BEGIN Given text

Thread: Strategy for materialisation and centralisation of data

Strategy for materialisation and centralisation of data

From
Rory Campbell-Lange
Date:
We have quite a few databases of type a and many of type b in a cluster.
Both a and b types are fairly complex and are different solutions to a
similar problem domain. All the databases are very read-centric, and all
database interaction is currently through plpgsql with no materialised
data.

Some organisations have several type a and many type b databases, and
need to query these in a homogeneous manner. We presently do this with
many middleware requests or pl/proxy. An a or b type database belongs to
0 or 1 organisations.

Making a and b generally the same would be a very big project.
Consequently I'm discussing materialising a subset of data in a common
format between the two database types and shipping that data to
organisation databases. This would have the benefit of providing a
common data interface and speeding up queries for all database types.
Users would have faster queries, and it would be a big time saver for
our development team, who presently have to deal with three quite
different data APIs.

END Given text

Given request 1 -
Count the lines of the records that contain the string "clock", treating case as significant, and give only the number.
The database thread and the records are unrelated material.

BEGIN Data shown

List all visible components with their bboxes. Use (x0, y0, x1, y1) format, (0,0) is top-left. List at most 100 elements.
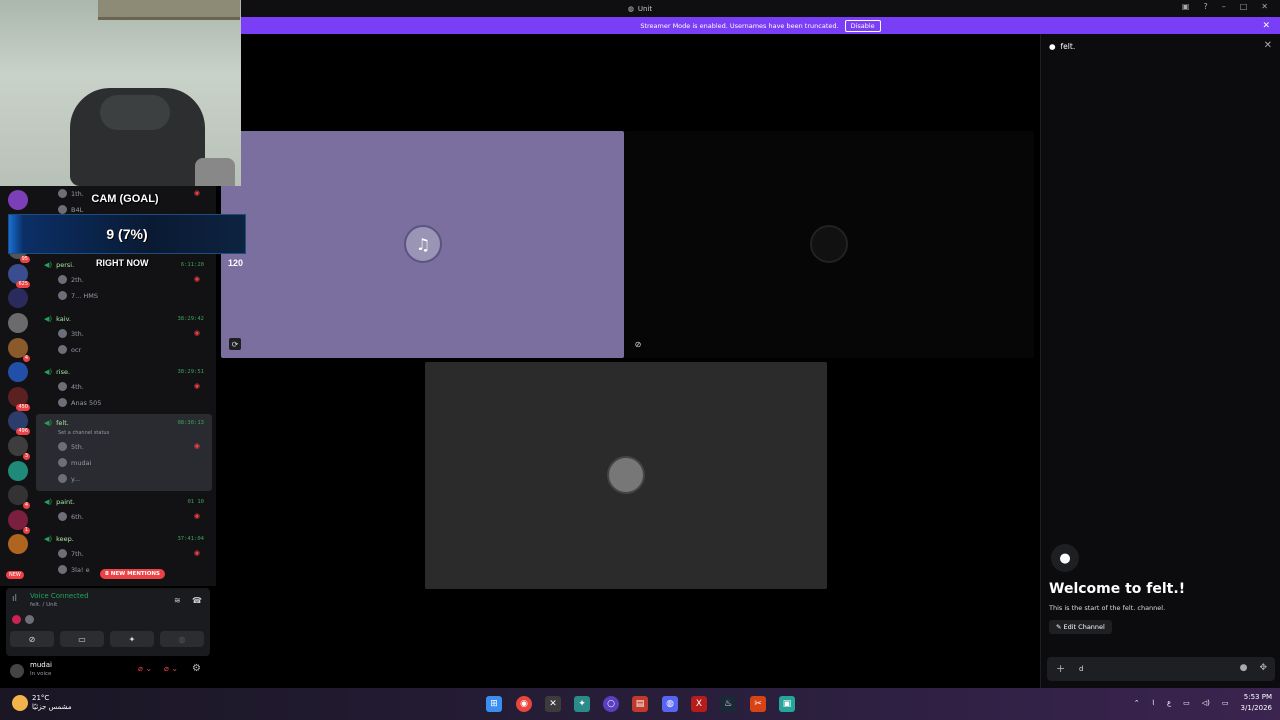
camera-button[interactable]: ⊘ (10, 631, 54, 647)
live-icon: ◉ (193, 275, 200, 283)
server-icon[interactable]: 450 (8, 386, 30, 411)
server-icon[interactable] (8, 288, 28, 309)
app-icon[interactable]: ▣ (779, 696, 795, 712)
voice-connected-panel: ıl Voice Connected felt. / Unit ≋ ☎ ⊘ ▭ … (6, 588, 210, 656)
voice-connected-title[interactable]: Voice Connected (30, 592, 89, 600)
voice-user[interactable]: 3th. (58, 329, 84, 338)
participant-avatar (12, 615, 21, 624)
screen-share-button[interactable]: ▭ (60, 631, 104, 647)
server-icon[interactable] (8, 534, 28, 555)
maximize-button[interactable]: □ (1240, 2, 1248, 11)
voice-user-name: 7th. (71, 549, 84, 558)
attach-icon[interactable]: + (1056, 662, 1065, 675)
inbox-icon[interactable]: ▣ (1182, 2, 1190, 11)
chevron-up-icon[interactable]: ⌃ (1134, 699, 1140, 707)
app-icon[interactable]: ✂ (750, 696, 766, 712)
activities-button[interactable]: ✦ (110, 631, 154, 647)
discord-icon: ◍ (627, 4, 634, 13)
voice-user[interactable]: 4th. (58, 382, 84, 391)
channel-name: persi. (56, 261, 75, 269)
banner-close-icon[interactable]: ✕ (1262, 21, 1270, 31)
network-icon[interactable]: ▭ (1183, 699, 1190, 707)
voice-user[interactable]: 7... HMS (58, 291, 98, 300)
chat-close-icon[interactable]: ✕ (1264, 40, 1272, 51)
app-icon[interactable]: X (691, 696, 707, 712)
participant-tile-2[interactable]: ⊘ (624, 131, 1034, 358)
live-icon: ◉ (193, 512, 200, 520)
voice-channel[interactable]: ◀) felt. 08:30:13 Set a channel status 5th. ◉… (36, 414, 212, 491)
live-icon: ◉ (193, 382, 200, 390)
chrome-icon[interactable]: ◉ (516, 696, 532, 712)
server-icon[interactable]: 4 (8, 337, 30, 362)
voice-user[interactable]: mudai (58, 458, 91, 467)
mute-icon[interactable]: ⌀ ⌄ (138, 664, 152, 673)
steam-icon[interactable]: ♨ (720, 696, 736, 712)
weather-text: مشمس جزئيًا (32, 703, 72, 711)
username[interactable]: mudai (30, 661, 52, 669)
server-icon[interactable] (8, 313, 28, 333)
user-avatar[interactable] (10, 664, 24, 678)
weather-widget[interactable]: 21°C مشمس جزئيًا (12, 694, 72, 712)
deafen-icon[interactable]: ⌀ ⌄ (164, 664, 178, 673)
discord-taskbar-icon[interactable]: ◍ (662, 696, 678, 712)
new-mentions-pill[interactable]: 8 NEW MENTIONS (100, 569, 165, 579)
noise-suppression-icon[interactable]: ≋ (174, 596, 181, 605)
voice-user[interactable]: 6th. (58, 512, 84, 521)
voice-user[interactable]: 3la! e (58, 565, 90, 574)
voice-user[interactable]: 2th. (58, 275, 84, 284)
soundboard-button[interactable]: ◍ (160, 631, 204, 647)
language-indicator[interactable]: ع (1167, 699, 1171, 707)
message-input[interactable]: + d ● ✥ (1047, 657, 1275, 681)
disconnect-icon[interactable]: ☎ (192, 596, 202, 605)
app-icon[interactable]: ▤ (632, 696, 648, 712)
voice-user[interactable]: 5th. (58, 442, 84, 451)
disable-button[interactable]: Disable (844, 19, 881, 32)
stream-icon[interactable]: ⟳ (229, 338, 241, 350)
voice-user[interactable]: Anas 505 (58, 398, 101, 407)
live-icon: ◉ (193, 329, 200, 337)
battery-icon[interactable]: ▭ (1222, 699, 1229, 707)
clock-time: 5:53 PM (1243, 693, 1272, 701)
app-icon[interactable]: ○ (603, 696, 619, 712)
minimize-button[interactable]: – (1222, 2, 1226, 11)
mic-icon[interactable]: ⌇ (1152, 699, 1155, 707)
voice-channel[interactable]: ◀) rise. 38:29:51 4th. ◉ Anas 505 (36, 363, 212, 415)
channel-status[interactable]: Set a channel status (58, 430, 109, 436)
server-icon[interactable]: 1 (8, 509, 30, 534)
participant-tile-1[interactable]: ♫ ⟳ (221, 131, 624, 358)
clock[interactable]: 5:53 PM 3/1/2026 (1241, 692, 1272, 714)
emoji-icon[interactable]: ● (1240, 663, 1248, 673)
live-icon: ◉ (193, 549, 200, 557)
signal-icon: ıl (12, 594, 18, 604)
thread-icon: ● (1049, 42, 1056, 51)
message-input-value[interactable]: d (1079, 665, 1083, 673)
voice-user[interactable]: ocr (58, 345, 81, 354)
start-icon[interactable]: ⊞ (486, 696, 502, 712)
voice-connected-subtitle: felt. / Unit (30, 602, 58, 608)
app-icon[interactable]: ✦ (574, 696, 590, 712)
voice-channel[interactable]: ◀) paint. 01 10 6th. ◉ (36, 493, 212, 529)
participant-tile-3[interactable] (425, 362, 827, 589)
server-icon[interactable]: 625 (8, 263, 30, 288)
help-icon[interactable]: ? (1203, 2, 1207, 11)
server-icon[interactable] (8, 190, 28, 210)
terminal-icon[interactable]: ✕ (545, 696, 561, 712)
server-icon[interactable]: 4 (8, 485, 30, 510)
edit-channel-button[interactable]: ✎ Edit Channel (1049, 620, 1112, 634)
voice-user[interactable]: y... (58, 474, 80, 483)
server-icon[interactable] (8, 362, 28, 383)
avatar: ♫ (404, 225, 442, 263)
channel-timer: 38:29:51 (177, 369, 205, 375)
apps-icon[interactable]: ✥ (1259, 663, 1267, 673)
voice-user-name: ocr (71, 345, 82, 354)
server-icon[interactable]: 496 (8, 411, 30, 436)
user-status: In voice (30, 671, 52, 677)
volume-icon[interactable]: ◁) (1202, 699, 1210, 707)
voice-user[interactable]: 7th. (58, 549, 84, 558)
settings-icon[interactable]: ⚙ (192, 663, 201, 674)
voice-channel[interactable]: ◀) kaiv. 38:29:42 3th. ◉ ocr (36, 310, 212, 362)
server-icon[interactable] (8, 460, 28, 481)
avatar (810, 225, 848, 263)
close-button[interactable]: ✕ (1261, 2, 1268, 11)
server-icon[interactable]: 3 (8, 436, 30, 460)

END Data shown

Given request 2 -
List every distinct word in the database thread that begins with "material".

Expected output 1 -
2

Expected output 2 -
materialisation, materialised, materialising